**Challenge**
In the listing that follows, count every line with the word "this" in it and write only the total.

**Provided records**
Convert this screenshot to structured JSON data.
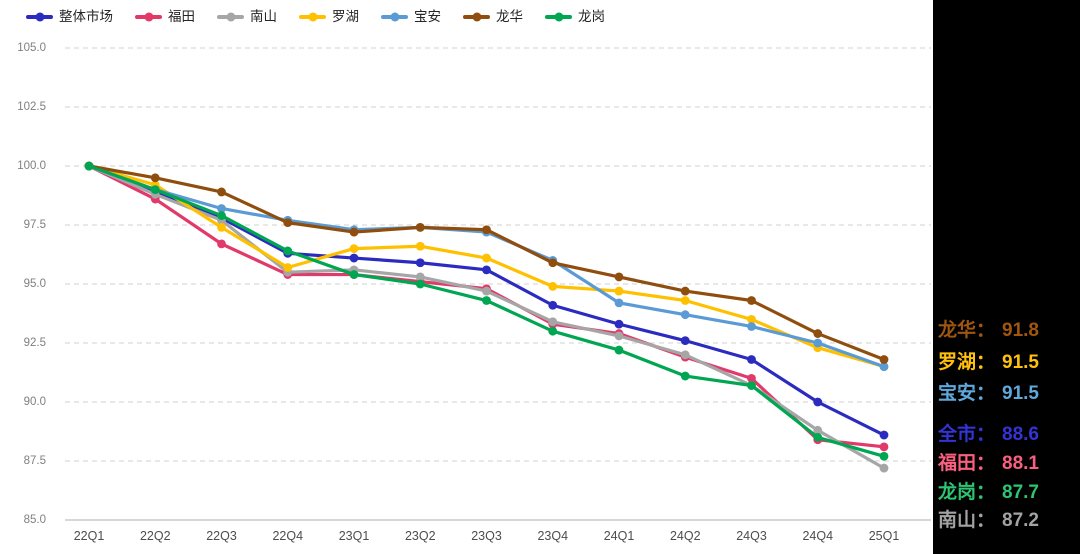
{
  "legend": {
    "items": [
      {
        "label": "整体市场",
        "color": "#2B2BC0"
      },
      {
        "label": "福田",
        "color": "#E2396B"
      },
      {
        "label": "南山",
        "color": "#A6A6A6"
      },
      {
        "label": "罗湖",
        "color": "#FFC000"
      },
      {
        "label": "宝安",
        "color": "#5B9BD5"
      },
      {
        "label": "龙华",
        "color": "#8F4E0E"
      },
      {
        "label": "龙岗",
        "color": "#00A651"
      }
    ]
  },
  "y_axis": {
    "tick_labels": [
      "105.0",
      "102.5",
      "100.0",
      "97.5",
      "95.0",
      "92.5",
      "90.0",
      "87.5",
      "85.0"
    ],
    "min": 85.0,
    "max": 105.0,
    "step": 2.5
  },
  "chart_data": {
    "type": "line",
    "title": "",
    "xlabel": "",
    "ylabel": "",
    "ylim": [
      85.0,
      105.0
    ],
    "grid": "horizontal-dashed",
    "legend_position": "top-left",
    "categories": [
      "22Q1",
      "22Q2",
      "22Q3",
      "22Q4",
      "23Q1",
      "23Q2",
      "23Q3",
      "23Q4",
      "24Q1",
      "24Q2",
      "24Q3",
      "24Q4",
      "25Q1"
    ],
    "series": [
      {
        "name": "整体市场",
        "color": "#2B2BC0",
        "values": [
          100.0,
          98.9,
          97.8,
          96.3,
          96.1,
          95.9,
          95.6,
          94.1,
          93.3,
          92.6,
          91.8,
          90.0,
          88.6
        ]
      },
      {
        "name": "福田",
        "color": "#E2396B",
        "values": [
          100.0,
          98.6,
          96.7,
          95.4,
          95.4,
          95.1,
          94.8,
          93.3,
          92.9,
          91.9,
          91.0,
          88.4,
          88.1
        ]
      },
      {
        "name": "南山",
        "color": "#A6A6A6",
        "values": [
          100.0,
          98.8,
          97.7,
          95.5,
          95.6,
          95.3,
          94.7,
          93.4,
          92.8,
          92.0,
          90.7,
          88.8,
          87.2
        ]
      },
      {
        "name": "罗湖",
        "color": "#FFC000",
        "values": [
          100.0,
          99.2,
          97.4,
          95.7,
          96.5,
          96.6,
          96.1,
          94.9,
          94.7,
          94.3,
          93.5,
          92.3,
          91.5
        ]
      },
      {
        "name": "宝安",
        "color": "#5B9BD5",
        "values": [
          100.0,
          99.0,
          98.2,
          97.7,
          97.3,
          97.4,
          97.2,
          96.0,
          94.2,
          93.7,
          93.2,
          92.5,
          91.5
        ]
      },
      {
        "name": "龙华",
        "color": "#8F4E0E",
        "values": [
          100.0,
          99.5,
          98.9,
          97.6,
          97.2,
          97.4,
          97.3,
          95.9,
          95.3,
          94.7,
          94.3,
          92.9,
          91.8
        ]
      },
      {
        "name": "龙岗",
        "color": "#00A651",
        "values": [
          100.0,
          99.0,
          97.9,
          96.4,
          95.4,
          95.0,
          94.3,
          93.0,
          92.2,
          91.1,
          90.7,
          88.5,
          87.7
        ]
      }
    ]
  },
  "side_panel": {
    "background": "#000000",
    "groups": [
      [
        {
          "label": "龙华",
          "separator": "：",
          "value": "91.8",
          "color": "#A0560F"
        },
        {
          "label": "罗湖",
          "separator": "：",
          "value": "91.5",
          "color": "#FFC10D"
        },
        {
          "label": "宝安",
          "separator": "：",
          "value": "91.5",
          "color": "#5FA8DC"
        }
      ],
      [
        {
          "label": "全市",
          "separator": "：",
          "value": "88.6",
          "color": "#3333D6"
        },
        {
          "label": "福田",
          "separator": "：",
          "value": "88.1",
          "color": "#FA5F7F"
        },
        {
          "label": "龙岗",
          "separator": "：",
          "value": "87.7",
          "color": "#2DC572"
        },
        {
          "label": "南山",
          "separator": "：",
          "value": "87.2",
          "color": "#A3A3A3"
        }
      ]
    ]
  }
}
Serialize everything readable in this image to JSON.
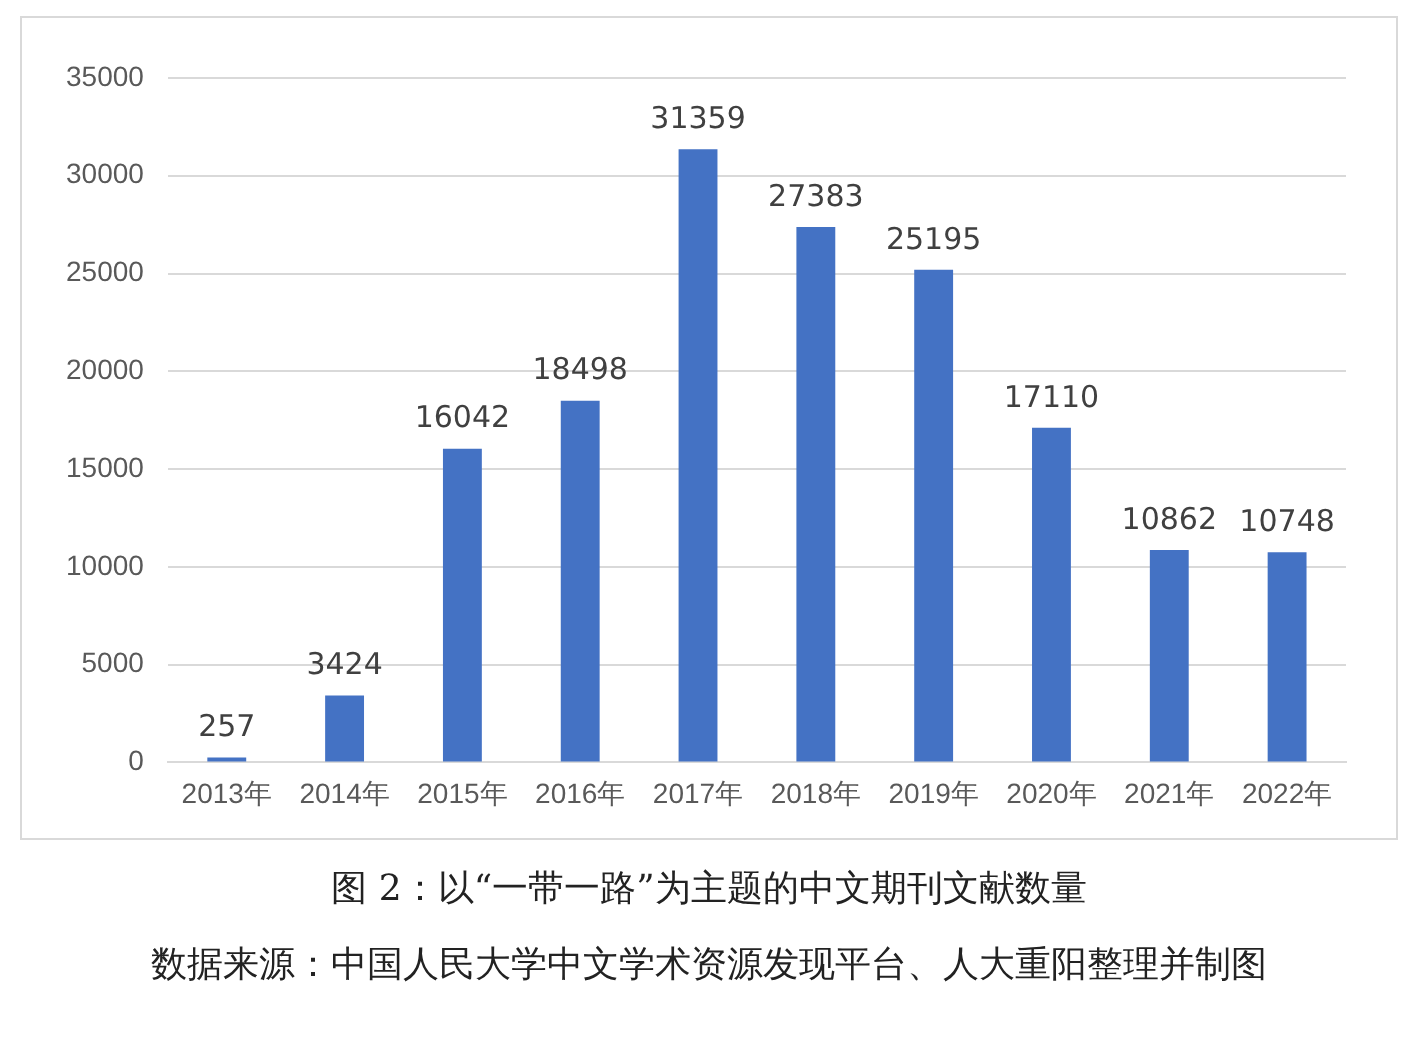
{
  "chart_data": {
    "type": "bar",
    "title": "图 2：以“一带一路”为主题的中文期刊文献数量",
    "categories": [
      "2013年",
      "2014年",
      "2015年",
      "2016年",
      "2017年",
      "2018年",
      "2019年",
      "2020年",
      "2021年",
      "2022年"
    ],
    "values": [
      257,
      3424,
      16042,
      18498,
      31359,
      27383,
      25195,
      17110,
      10862,
      10748
    ],
    "color": "#4472c4",
    "ylim": [
      0,
      35000
    ],
    "yticks": [
      0,
      5000,
      10000,
      15000,
      20000,
      25000,
      30000,
      35000
    ],
    "grid": "y",
    "data_labels": true,
    "annotations": [
      "数据来源：中国人民大学中文学术资源发现平台、人大重阳整理并制图"
    ]
  }
}
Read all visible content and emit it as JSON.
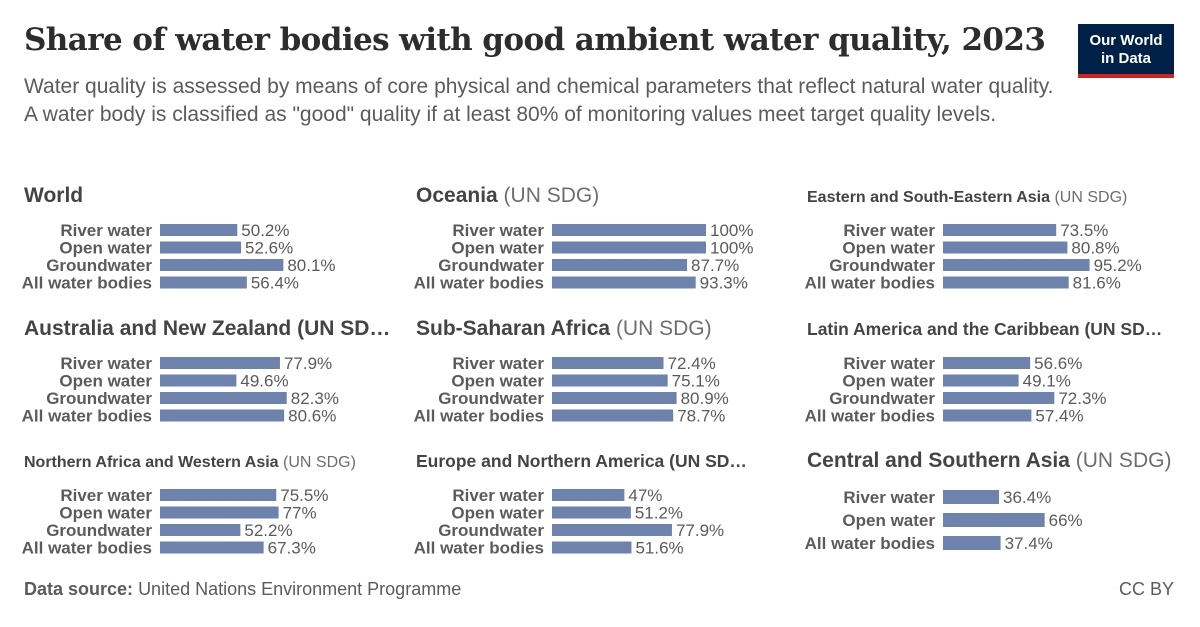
{
  "header": {
    "title": "Share of water bodies with good ambient water quality, 2023",
    "subtitle": "Water quality is assessed by means of core physical and chemical parameters that reflect natural water quality. A water body is classified as \"good\" quality if at least 80% of monitoring values meet target quality levels."
  },
  "logo": {
    "line1": "Our World",
    "line2": "in Data"
  },
  "footer": {
    "source_label": "Data source:",
    "source_value": "United Nations Environment Programme",
    "license": "CC BY"
  },
  "colors": {
    "bar": "#6d83ae",
    "label": "#5b5b5b",
    "title": "#444444",
    "suffix": "#6e6e6e"
  },
  "chart_data": [
    {
      "type": "bar",
      "orientation": "horizontal",
      "title": "World",
      "title_suffix": "",
      "xlim": [
        0,
        100
      ],
      "categories": [
        "River water",
        "Open water",
        "Groundwater",
        "All water bodies"
      ],
      "values": [
        50.2,
        52.6,
        80.1,
        56.4
      ],
      "value_labels": [
        "50.2%",
        "52.6%",
        "80.1%",
        "56.4%"
      ]
    },
    {
      "type": "bar",
      "orientation": "horizontal",
      "title": "Oceania",
      "title_suffix": "(UN SDG)",
      "xlim": [
        0,
        100
      ],
      "categories": [
        "River water",
        "Open water",
        "Groundwater",
        "All water bodies"
      ],
      "values": [
        100,
        100,
        87.7,
        93.3
      ],
      "value_labels": [
        "100%",
        "100%",
        "87.7%",
        "93.3%"
      ]
    },
    {
      "type": "bar",
      "orientation": "horizontal",
      "title": "Eastern and South-Eastern Asia",
      "title_suffix": "(UN SDG)",
      "xlim": [
        0,
        100
      ],
      "categories": [
        "River water",
        "Open water",
        "Groundwater",
        "All water bodies"
      ],
      "values": [
        73.5,
        80.8,
        95.2,
        81.6
      ],
      "value_labels": [
        "73.5%",
        "80.8%",
        "95.2%",
        "81.6%"
      ]
    },
    {
      "type": "bar",
      "orientation": "horizontal",
      "title": "Australia and New Zealand (UN SD…",
      "title_suffix": "",
      "xlim": [
        0,
        100
      ],
      "categories": [
        "River water",
        "Open water",
        "Groundwater",
        "All water bodies"
      ],
      "values": [
        77.9,
        49.6,
        82.3,
        80.6
      ],
      "value_labels": [
        "77.9%",
        "49.6%",
        "82.3%",
        "80.6%"
      ]
    },
    {
      "type": "bar",
      "orientation": "horizontal",
      "title": "Sub-Saharan Africa",
      "title_suffix": "(UN SDG)",
      "xlim": [
        0,
        100
      ],
      "categories": [
        "River water",
        "Open water",
        "Groundwater",
        "All water bodies"
      ],
      "values": [
        72.4,
        75.1,
        80.9,
        78.7
      ],
      "value_labels": [
        "72.4%",
        "75.1%",
        "80.9%",
        "78.7%"
      ]
    },
    {
      "type": "bar",
      "orientation": "horizontal",
      "title": "Latin America and the Caribbean (UN SD…",
      "title_suffix": "",
      "xlim": [
        0,
        100
      ],
      "categories": [
        "River water",
        "Open water",
        "Groundwater",
        "All water bodies"
      ],
      "values": [
        56.6,
        49.1,
        72.3,
        57.4
      ],
      "value_labels": [
        "56.6%",
        "49.1%",
        "72.3%",
        "57.4%"
      ]
    },
    {
      "type": "bar",
      "orientation": "horizontal",
      "title": "Northern Africa and Western Asia",
      "title_suffix": "(UN SDG)",
      "xlim": [
        0,
        100
      ],
      "categories": [
        "River water",
        "Open water",
        "Groundwater",
        "All water bodies"
      ],
      "values": [
        75.5,
        77,
        52.2,
        67.3
      ],
      "value_labels": [
        "75.5%",
        "77%",
        "52.2%",
        "67.3%"
      ]
    },
    {
      "type": "bar",
      "orientation": "horizontal",
      "title": "Europe and Northern America (UN SD…",
      "title_suffix": "",
      "xlim": [
        0,
        100
      ],
      "categories": [
        "River water",
        "Open water",
        "Groundwater",
        "All water bodies"
      ],
      "values": [
        47,
        51.2,
        77.9,
        51.6
      ],
      "value_labels": [
        "47%",
        "51.2%",
        "77.9%",
        "51.6%"
      ]
    },
    {
      "type": "bar",
      "orientation": "horizontal",
      "title": "Central and Southern Asia",
      "title_suffix": "(UN SDG)",
      "xlim": [
        0,
        100
      ],
      "categories": [
        "River water",
        "Open water",
        "All water bodies"
      ],
      "values": [
        36.4,
        66,
        37.4
      ],
      "value_labels": [
        "36.4%",
        "66%",
        "37.4%"
      ]
    }
  ]
}
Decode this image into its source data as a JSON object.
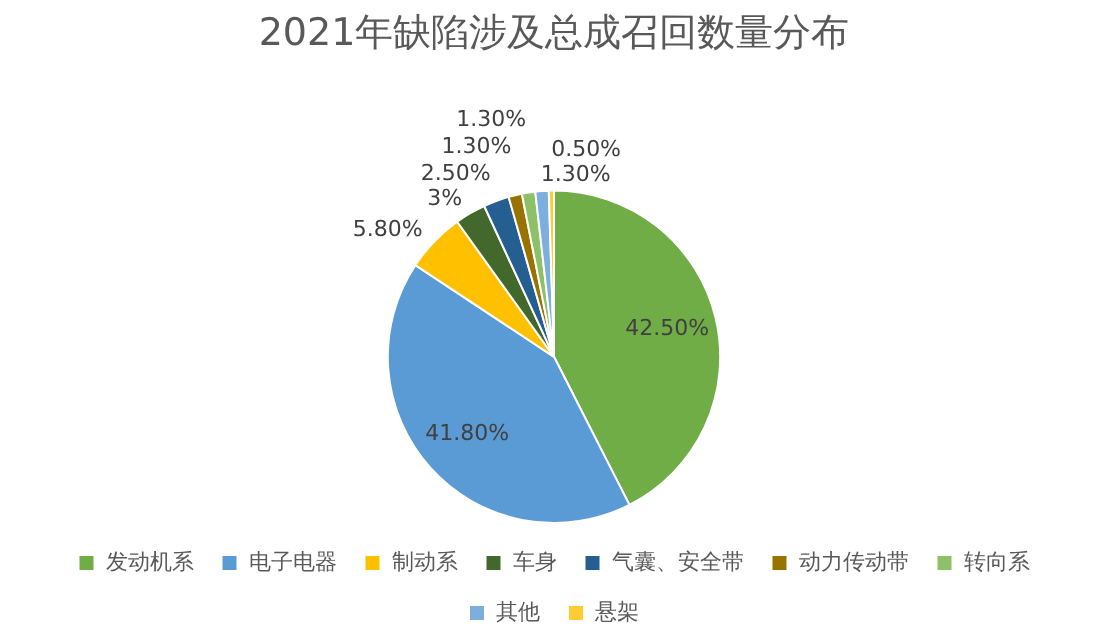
{
  "chart_data": {
    "type": "pie",
    "title": "2021年缺陷涉及总成召回数量分布",
    "categories": [
      "发动机系",
      "电子电器",
      "制动系",
      "车身",
      "气囊、安全带",
      "动力传动带",
      "转向系",
      "其他",
      "悬架"
    ],
    "values": [
      42.5,
      41.8,
      5.8,
      3,
      2.5,
      1.3,
      1.3,
      1.3,
      0.5
    ],
    "colors": [
      "#70ad47",
      "#5b9bd5",
      "#ffc000",
      "#43682b",
      "#255e91",
      "#997300",
      "#8cc168",
      "#7cafdd",
      "#ffcd33"
    ],
    "value_labels": [
      "42.50%",
      "41.80%",
      "5.80%",
      "3%",
      "2.50%",
      "1.30%",
      "1.30%",
      "1.30%",
      "0.50%"
    ],
    "legend": "bottom"
  }
}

**Exercise output**
3